◆ SHORT TASK
Return all the data, word for word.

◆ SUPPLIED MATERIAL
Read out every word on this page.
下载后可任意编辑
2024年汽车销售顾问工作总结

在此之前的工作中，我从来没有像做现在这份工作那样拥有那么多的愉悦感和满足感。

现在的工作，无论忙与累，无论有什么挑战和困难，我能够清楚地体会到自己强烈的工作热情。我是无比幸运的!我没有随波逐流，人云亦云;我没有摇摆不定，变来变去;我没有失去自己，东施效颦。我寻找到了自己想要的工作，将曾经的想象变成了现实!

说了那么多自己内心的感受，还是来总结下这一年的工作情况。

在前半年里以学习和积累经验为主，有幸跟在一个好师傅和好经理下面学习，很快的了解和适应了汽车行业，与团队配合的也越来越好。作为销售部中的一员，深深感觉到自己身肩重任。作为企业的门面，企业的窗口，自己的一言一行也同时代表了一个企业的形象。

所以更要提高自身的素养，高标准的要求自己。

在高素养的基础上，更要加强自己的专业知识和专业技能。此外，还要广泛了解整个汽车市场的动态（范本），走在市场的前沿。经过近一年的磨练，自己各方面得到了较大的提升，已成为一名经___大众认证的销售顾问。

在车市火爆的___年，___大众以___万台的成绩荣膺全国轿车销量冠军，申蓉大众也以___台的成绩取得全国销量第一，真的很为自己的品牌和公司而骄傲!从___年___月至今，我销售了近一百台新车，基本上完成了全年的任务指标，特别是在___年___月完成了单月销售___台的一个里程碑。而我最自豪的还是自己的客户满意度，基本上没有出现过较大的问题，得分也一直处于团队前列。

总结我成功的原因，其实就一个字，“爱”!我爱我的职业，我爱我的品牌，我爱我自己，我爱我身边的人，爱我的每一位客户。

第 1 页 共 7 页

◆ WRITTEN SOLUTION
Read out every word on this page.
下载后可任意编辑
2024年汽车销售顾问工作总结

在此之前的工作中，我从来没有像做现在这份工作那样拥有那么多的愉悦感和满足感。

现在的工作，无论忙与累，无论有什么挑战和困难，我能够清楚地体会到自己强烈的工作热情。我是无比幸运的!我没有随波逐流，人云亦云;我没有摇摆不定，变来变去;我没有失去自己，东施效颦。我寻找到了自己想要的工作，将曾经的想象变成了现实!

说了那么多自己内心的感受，还是来总结下这一年的工作情况。

在前半年里以学习和积累经验为主，有幸跟在一个好师傅和好经理下面学习，很快的了解和适应了汽车行业，与团队配合的也越来越好。作为销售部中的一员，深深感觉到自己身肩重任。作为企业的门面，企业的窗口，自己的一言一行也同时代表了一个企业的形象。

所以更要提高自身的素养，高标准的要求自己。

在高素养的基础上，更要加强自己的专业知识和专业技能。此外，还要广泛了解整个汽车市场的动态（范本），走在市场的前沿。经过近一年的磨练，自己各方面得到了较大的提升，已成为一名经___大众认证的销售顾问。

在车市火爆的___年，___大众以___万台的成绩荣膺全国轿车销量冠军，申蓉大众也以___台的成绩取得全国销量第一，真的很为自己的品牌和公司而骄傲!从___年___月至今，我销售了近一百台新车，基本上完成了全年的任务指标，特别是在___年___月完成了单月销售___台的一个里程碑。而我最自豪的还是自己的客户满意度，基本上没有出现过较大的问题，得分也一直处于团队前列。

总结我成功的原因，其实就一个字，“爱”!我爱我的职业，我爱我的品牌，我爱我自己，我爱我身边的人，爱我的每一位客户。

第 1 页 共 7 页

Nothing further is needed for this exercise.